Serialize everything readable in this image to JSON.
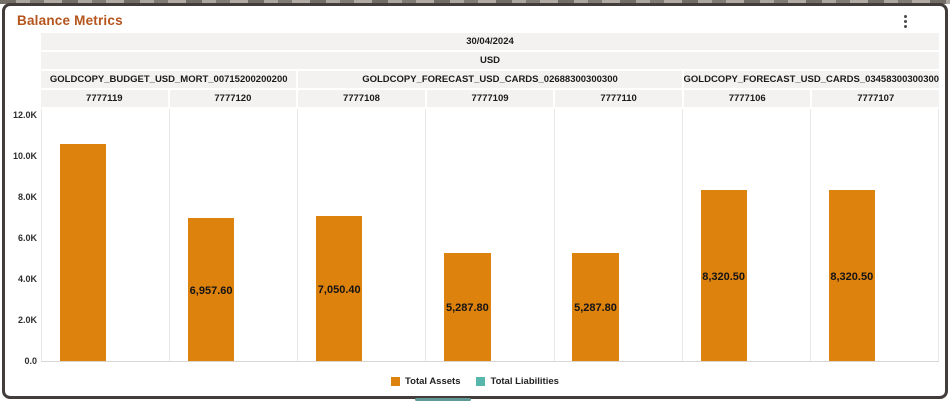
{
  "widget": {
    "title": "Balance Metrics",
    "menu_icon": "kebab-menu"
  },
  "chart_data": {
    "type": "bar",
    "title": "Balance Metrics",
    "headers": {
      "date": "30/04/2024",
      "currency": "USD"
    },
    "groups": [
      {
        "label": "GOLDCOPY_BUDGET_USD_MORT_00715200200200",
        "accounts": [
          "7777119",
          "7777120"
        ]
      },
      {
        "label": "GOLDCOPY_FORECAST_USD_CARDS_02688300300300",
        "accounts": [
          "7777108",
          "7777109",
          "7777110"
        ]
      },
      {
        "label": "GOLDCOPY_FORECAST_USD_CARDS_03458300300300",
        "accounts": [
          "7777106",
          "7777107"
        ]
      }
    ],
    "categories": [
      "7777119",
      "7777120",
      "7777108",
      "7777109",
      "7777110",
      "7777106",
      "7777107"
    ],
    "series": [
      {
        "name": "Total Assets",
        "color": "#DE820E",
        "values": [
          10580,
          6957.6,
          7050.4,
          5287.8,
          5287.8,
          8320.5,
          8320.5
        ],
        "labels": [
          "",
          "6,957.60",
          "7,050.40",
          "5,287.80",
          "5,287.80",
          "8,320.50",
          "8,320.50"
        ]
      },
      {
        "name": "Total Liabilities",
        "color": "#57B7AD",
        "values": [
          0,
          0,
          0,
          0,
          0,
          0,
          0
        ],
        "labels": [
          "",
          "",
          "",
          "",
          "",
          "",
          ""
        ]
      }
    ],
    "y_axis": {
      "min": 0,
      "max": 12000,
      "ticks": [
        {
          "label": "0.0",
          "value": 0
        },
        {
          "label": "2.0K",
          "value": 2000
        },
        {
          "label": "4.0K",
          "value": 4000
        },
        {
          "label": "6.0K",
          "value": 6000
        },
        {
          "label": "8.0K",
          "value": 8000
        },
        {
          "label": "10.0K",
          "value": 10000
        },
        {
          "label": "12.0K",
          "value": 12000
        }
      ]
    },
    "legend": {
      "position": "bottom",
      "items": [
        {
          "label": "Total Assets",
          "color": "#DE820E"
        },
        {
          "label": "Total Liabilities",
          "color": "#57B7AD"
        }
      ]
    },
    "grid": "vertical-column-separators"
  }
}
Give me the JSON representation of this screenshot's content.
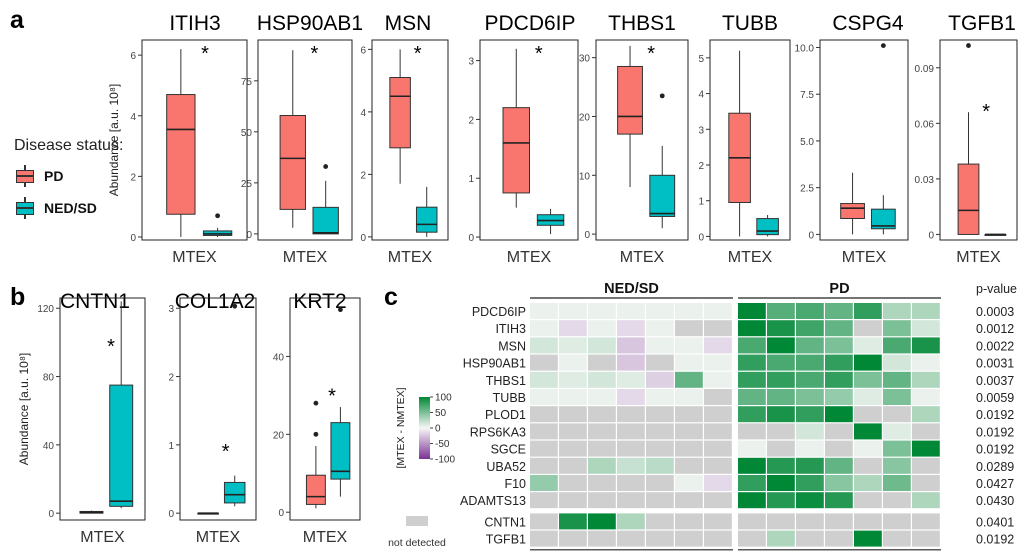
{
  "panel_labels": [
    "a",
    "b",
    "c"
  ],
  "legend": {
    "title": "Disease status:",
    "items": [
      {
        "label": "PD",
        "color": "#F8766D"
      },
      {
        "label": "NED/SD",
        "color": "#00BFC4"
      }
    ]
  },
  "star": "*",
  "ylabel_box": "Abundance [a.u. 10⁸]",
  "colors": {
    "pd": "#F8766D",
    "ned": "#00BFC4",
    "not_detected": "#cfcfcf"
  },
  "chart_data": [
    {
      "type": "box",
      "title": "ITIH3",
      "category": "MTEX",
      "ylim": [
        -0.1,
        6.5
      ],
      "yticks": [
        0,
        2,
        4,
        6
      ],
      "ylabel": "Abundance [a.u. 10⁸]",
      "significant": true,
      "series": [
        {
          "name": "PD",
          "min": 0.0,
          "q1": 0.75,
          "median": 3.55,
          "q3": 4.7,
          "max": 6.2,
          "outliers": []
        },
        {
          "name": "NED/SD",
          "min": 0.0,
          "q1": 0.05,
          "median": 0.1,
          "q3": 0.2,
          "max": 0.3,
          "outliers": [
            0.7
          ]
        }
      ]
    },
    {
      "type": "box",
      "title": "HSP90AB1",
      "category": "MTEX",
      "ylim": [
        -3,
        95
      ],
      "yticks": [
        0,
        25,
        50,
        75
      ],
      "significant": true,
      "series": [
        {
          "name": "PD",
          "min": 3,
          "q1": 12,
          "median": 37,
          "q3": 58,
          "max": 90,
          "outliers": []
        },
        {
          "name": "NED/SD",
          "min": 0,
          "q1": 0,
          "median": 0.5,
          "q3": 13,
          "max": 26,
          "outliers": [
            33
          ]
        }
      ]
    },
    {
      "type": "box",
      "title": "MSN",
      "category": "MTEX",
      "ylim": [
        -0.1,
        6.3
      ],
      "yticks": [
        0,
        2,
        4,
        6
      ],
      "significant": true,
      "series": [
        {
          "name": "PD",
          "min": 1.7,
          "q1": 2.85,
          "median": 4.5,
          "q3": 5.1,
          "max": 6.0,
          "outliers": []
        },
        {
          "name": "NED/SD",
          "min": 0.0,
          "q1": 0.15,
          "median": 0.4,
          "q3": 0.95,
          "max": 1.6,
          "outliers": []
        }
      ]
    },
    {
      "type": "box",
      "title": "PDCD6IP",
      "category": "MTEX",
      "ylim": [
        -0.05,
        3.35
      ],
      "yticks": [
        0,
        1,
        2,
        3
      ],
      "significant": true,
      "series": [
        {
          "name": "PD",
          "min": 0.5,
          "q1": 0.75,
          "median": 1.6,
          "q3": 2.2,
          "max": 3.2,
          "outliers": []
        },
        {
          "name": "NED/SD",
          "min": 0.05,
          "q1": 0.2,
          "median": 0.28,
          "q3": 0.38,
          "max": 0.48,
          "outliers": []
        }
      ]
    },
    {
      "type": "box",
      "title": "THBS1",
      "category": "MTEX",
      "ylim": [
        -1,
        33
      ],
      "yticks": [
        0,
        10,
        20,
        30
      ],
      "significant": true,
      "series": [
        {
          "name": "PD",
          "min": 8,
          "q1": 17,
          "median": 20,
          "q3": 28.5,
          "max": 32,
          "outliers": []
        },
        {
          "name": "NED/SD",
          "min": 1,
          "q1": 3,
          "median": 3.5,
          "q3": 10,
          "max": 15,
          "outliers": [
            23.5
          ]
        }
      ]
    },
    {
      "type": "box",
      "title": "TUBB",
      "category": "MTEX",
      "ylim": [
        -0.1,
        5.5
      ],
      "yticks": [
        0,
        1,
        2,
        3,
        4,
        5
      ],
      "significant": false,
      "series": [
        {
          "name": "PD",
          "min": 0.0,
          "q1": 0.95,
          "median": 2.2,
          "q3": 3.45,
          "max": 5.2,
          "outliers": []
        },
        {
          "name": "NED/SD",
          "min": 0.0,
          "q1": 0.05,
          "median": 0.15,
          "q3": 0.5,
          "max": 0.6,
          "outliers": []
        }
      ]
    },
    {
      "type": "box",
      "title": "CSPG4",
      "category": "MTEX",
      "ylim": [
        -0.3,
        10.4
      ],
      "yticks": [
        0.0,
        2.5,
        5.0,
        7.5,
        10.0
      ],
      "ytick_labels": [
        "0",
        "2.5",
        "5.0",
        "7.5",
        "10.0"
      ],
      "significant": false,
      "series": [
        {
          "name": "PD",
          "min": 0.0,
          "q1": 0.85,
          "median": 1.4,
          "q3": 1.65,
          "max": 3.3,
          "outliers": []
        },
        {
          "name": "NED/SD",
          "min": 0.0,
          "q1": 0.3,
          "median": 0.45,
          "q3": 1.35,
          "max": 2.1,
          "outliers": [
            10.1
          ]
        }
      ]
    },
    {
      "type": "box",
      "title": "TGFB1",
      "category": "MTEX",
      "ylim": [
        -0.003,
        0.105
      ],
      "yticks": [
        0,
        0.03,
        0.06,
        0.09
      ],
      "ytick_labels": [
        "0",
        "0.03",
        "0.06",
        "0.09"
      ],
      "significant": true,
      "series": [
        {
          "name": "PD",
          "min": 0.0,
          "q1": 0.0,
          "median": 0.013,
          "q3": 0.038,
          "max": 0.066,
          "outliers": [
            0.102
          ]
        },
        {
          "name": "NED/SD",
          "min": 0.0,
          "q1": 0.0,
          "median": 0.0,
          "q3": 0.0,
          "max": 0.0,
          "outliers": []
        }
      ]
    },
    {
      "type": "box",
      "title": "CNTN1",
      "category": "MTEX",
      "ylim": [
        -4,
        126
      ],
      "yticks": [
        0,
        40,
        80,
        120
      ],
      "ylabel": "Abundance [a.u. 10⁸]",
      "significant": true,
      "series": [
        {
          "name": "PD",
          "min": 0,
          "q1": 0,
          "median": 0.5,
          "q3": 1,
          "max": 1.5,
          "outliers": []
        },
        {
          "name": "NED/SD",
          "min": 3,
          "q1": 4,
          "median": 7,
          "q3": 75,
          "max": 124,
          "outliers": []
        }
      ]
    },
    {
      "type": "box",
      "title": "COL1A2",
      "category": "MTEX",
      "ylim": [
        -0.1,
        3.15
      ],
      "yticks": [
        0,
        1,
        2,
        3
      ],
      "significant": true,
      "series": [
        {
          "name": "PD",
          "min": 0.0,
          "q1": 0.0,
          "median": 0.0,
          "q3": 0.0,
          "max": 0.0,
          "outliers": []
        },
        {
          "name": "NED/SD",
          "min": 0.1,
          "q1": 0.15,
          "median": 0.27,
          "q3": 0.45,
          "max": 0.55,
          "outliers": [
            3.03
          ]
        }
      ]
    },
    {
      "type": "box",
      "title": "KRT2",
      "category": "MTEX",
      "ylim": [
        -2,
        55
      ],
      "yticks": [
        0,
        20,
        40
      ],
      "significant": true,
      "series": [
        {
          "name": "PD",
          "min": 1,
          "q1": 2,
          "median": 4,
          "q3": 9.5,
          "max": 17,
          "outliers": [
            20,
            28
          ]
        },
        {
          "name": "NED/SD",
          "min": 4,
          "q1": 8.5,
          "median": 10.5,
          "q3": 23,
          "max": 27,
          "outliers": [
            52
          ]
        }
      ]
    },
    {
      "type": "heatmap",
      "groups": [
        "NED/SD",
        "PD"
      ],
      "legend_title": "[MTEX - NMTEX]",
      "colorbar_ticks": [
        "100",
        "50",
        "0",
        "-50",
        "-100"
      ],
      "colorbar_values": [
        100,
        50,
        0,
        -50,
        -100
      ],
      "not_detected_label": "not detected",
      "pvalue_header": "p-value",
      "rows": [
        "PDCD6IP",
        "ITIH3",
        "MSN",
        "HSP90AB1",
        "THBS1",
        "TUBB",
        "PLOD1",
        "RPS6KA3",
        "SGCE",
        "UBA52",
        "F10",
        "ADAMTS13",
        "CNTN1",
        "TGFB1"
      ],
      "pvalues": [
        "0.0003",
        "0.0012",
        "0.0022",
        "0.0031",
        "0.0037",
        "0.0059",
        "0.0192",
        "0.0192",
        "0.0192",
        "0.0289",
        "0.0427",
        "0.0430",
        "0.0401",
        "0.0192"
      ],
      "values": [
        [
          5,
          5,
          5,
          5,
          5,
          5,
          5,
          100,
          65,
          70,
          60,
          80,
          30,
          30
        ],
        [
          5,
          -15,
          5,
          -15,
          5,
          null,
          null,
          100,
          90,
          75,
          60,
          null,
          50,
          15
        ],
        [
          15,
          10,
          15,
          -25,
          5,
          5,
          -15,
          70,
          100,
          60,
          50,
          10,
          70,
          90
        ],
        [
          null,
          5,
          null,
          -25,
          null,
          5,
          5,
          80,
          70,
          70,
          80,
          100,
          15,
          5
        ],
        [
          15,
          10,
          15,
          10,
          -20,
          60,
          5,
          80,
          80,
          70,
          80,
          50,
          60,
          30
        ],
        [
          5,
          5,
          5,
          -15,
          5,
          5,
          null,
          60,
          60,
          50,
          40,
          10,
          50,
          5
        ],
        [
          null,
          null,
          null,
          null,
          null,
          null,
          null,
          80,
          90,
          80,
          100,
          null,
          null,
          30
        ],
        [
          null,
          null,
          null,
          null,
          null,
          null,
          null,
          null,
          null,
          15,
          null,
          100,
          10,
          null
        ],
        [
          null,
          null,
          null,
          null,
          null,
          null,
          null,
          5,
          null,
          5,
          null,
          5,
          50,
          100
        ],
        [
          null,
          null,
          30,
          20,
          25,
          null,
          null,
          100,
          85,
          85,
          60,
          null,
          45,
          null
        ],
        [
          40,
          null,
          null,
          null,
          null,
          5,
          -15,
          80,
          100,
          80,
          45,
          30,
          55,
          null
        ],
        [
          null,
          null,
          null,
          null,
          null,
          null,
          null,
          100,
          85,
          95,
          85,
          null,
          null,
          30
        ],
        [
          null,
          90,
          100,
          30,
          null,
          null,
          null,
          null,
          null,
          null,
          null,
          null,
          null,
          null
        ],
        [
          null,
          null,
          null,
          null,
          null,
          null,
          null,
          null,
          30,
          null,
          null,
          100,
          null,
          null
        ]
      ]
    }
  ]
}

********

Lines containing the word "Total" must all be returned from the material above.

## Complete output
        "name": "Total Assets",
        "name": "Total Liabilities",
          "label": "Total Assets",
          "label": "Total Liabilities",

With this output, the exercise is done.